### Data supplied
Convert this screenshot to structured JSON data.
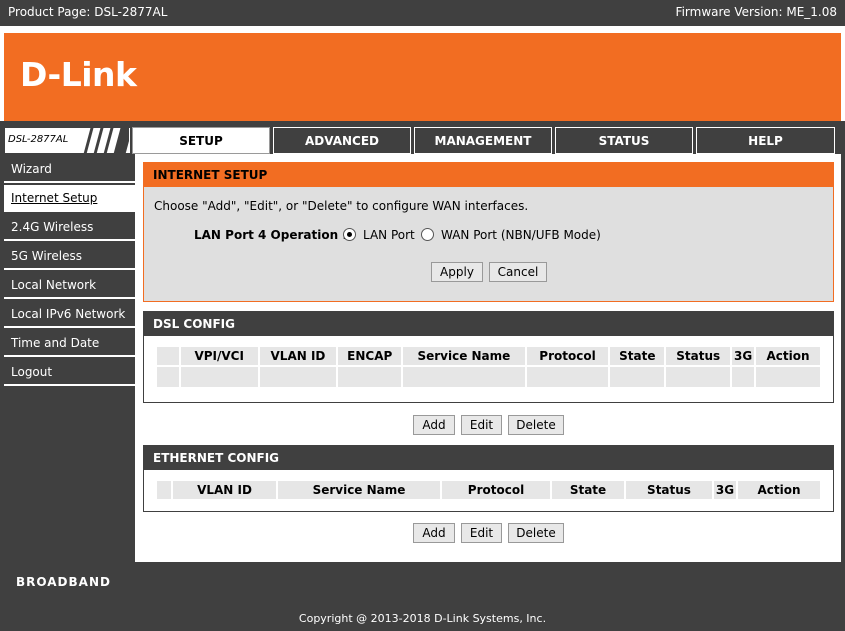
{
  "header": {
    "product_page": "Product Page: DSL-2877AL",
    "firmware": "Firmware Version: ME_1.08"
  },
  "brand": {
    "logo": "D-Link",
    "model": "DSL-2877AL",
    "accent_color": "#f26d22",
    "dark_color": "#404040"
  },
  "tabs": [
    {
      "label": "SETUP",
      "active": true
    },
    {
      "label": "ADVANCED",
      "active": false
    },
    {
      "label": "MANAGEMENT",
      "active": false
    },
    {
      "label": "STATUS",
      "active": false
    },
    {
      "label": "HELP",
      "active": false
    }
  ],
  "sidebar": {
    "items": [
      {
        "label": "Wizard",
        "active": false
      },
      {
        "label": "Internet Setup",
        "active": true
      },
      {
        "label": "2.4G Wireless",
        "active": false
      },
      {
        "label": "5G Wireless",
        "active": false
      },
      {
        "label": "Local Network",
        "active": false
      },
      {
        "label": "Local IPv6 Network",
        "active": false
      },
      {
        "label": "Time and Date",
        "active": false
      },
      {
        "label": "Logout",
        "active": false
      }
    ]
  },
  "internet_setup": {
    "title": "INTERNET SETUP",
    "description": "Choose \"Add\", \"Edit\", or \"Delete\" to configure WAN interfaces.",
    "lan_port_label": "LAN Port 4 Operation :",
    "options": [
      {
        "label": "LAN Port",
        "checked": true
      },
      {
        "label": "WAN Port (NBN/UFB Mode)",
        "checked": false
      }
    ],
    "apply_label": "Apply",
    "cancel_label": "Cancel"
  },
  "dsl_config": {
    "title": "DSL CONFIG",
    "columns": [
      "",
      "VPI/VCI",
      "VLAN ID",
      "ENCAP",
      "Service Name",
      "Protocol",
      "State",
      "Status",
      "3G",
      "Action"
    ],
    "rows": [],
    "add_label": "Add",
    "edit_label": "Edit",
    "delete_label": "Delete"
  },
  "ethernet_config": {
    "title": "ETHERNET CONFIG",
    "columns": [
      "",
      "VLAN ID",
      "Service Name",
      "Protocol",
      "State",
      "Status",
      "3G",
      "Action"
    ],
    "rows": [],
    "add_label": "Add",
    "edit_label": "Edit",
    "delete_label": "Delete"
  },
  "footer": {
    "broadband": "BROADBAND",
    "copyright": "Copyright @ 2013-2018 D-Link Systems, Inc."
  }
}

### Task goal
Extract all the entries word for word; omit any pictures.

### Reply
Convert this screenshot to structured JSON data.
{
  "header": {
    "product_page": "Product Page: DSL-2877AL",
    "firmware": "Firmware Version: ME_1.08"
  },
  "brand": {
    "logo": "D-Link",
    "model": "DSL-2877AL",
    "accent_color": "#f26d22",
    "dark_color": "#404040"
  },
  "tabs": [
    {
      "label": "SETUP",
      "active": true
    },
    {
      "label": "ADVANCED",
      "active": false
    },
    {
      "label": "MANAGEMENT",
      "active": false
    },
    {
      "label": "STATUS",
      "active": false
    },
    {
      "label": "HELP",
      "active": false
    }
  ],
  "sidebar": {
    "items": [
      {
        "label": "Wizard",
        "active": false
      },
      {
        "label": "Internet Setup",
        "active": true
      },
      {
        "label": "2.4G Wireless",
        "active": false
      },
      {
        "label": "5G Wireless",
        "active": false
      },
      {
        "label": "Local Network",
        "active": false
      },
      {
        "label": "Local IPv6 Network",
        "active": false
      },
      {
        "label": "Time and Date",
        "active": false
      },
      {
        "label": "Logout",
        "active": false
      }
    ]
  },
  "internet_setup": {
    "title": "INTERNET SETUP",
    "description": "Choose \"Add\", \"Edit\", or \"Delete\" to configure WAN interfaces.",
    "lan_port_label": "LAN Port 4 Operation :",
    "options": [
      {
        "label": "LAN Port",
        "checked": true
      },
      {
        "label": "WAN Port (NBN/UFB Mode)",
        "checked": false
      }
    ],
    "apply_label": "Apply",
    "cancel_label": "Cancel"
  },
  "dsl_config": {
    "title": "DSL CONFIG",
    "columns": [
      "",
      "VPI/VCI",
      "VLAN ID",
      "ENCAP",
      "Service Name",
      "Protocol",
      "State",
      "Status",
      "3G",
      "Action"
    ],
    "rows": [],
    "add_label": "Add",
    "edit_label": "Edit",
    "delete_label": "Delete"
  },
  "ethernet_config": {
    "title": "ETHERNET CONFIG",
    "columns": [
      "",
      "VLAN ID",
      "Service Name",
      "Protocol",
      "State",
      "Status",
      "3G",
      "Action"
    ],
    "rows": [],
    "add_label": "Add",
    "edit_label": "Edit",
    "delete_label": "Delete"
  },
  "footer": {
    "broadband": "BROADBAND",
    "copyright": "Copyright @ 2013-2018 D-Link Systems, Inc."
  }
}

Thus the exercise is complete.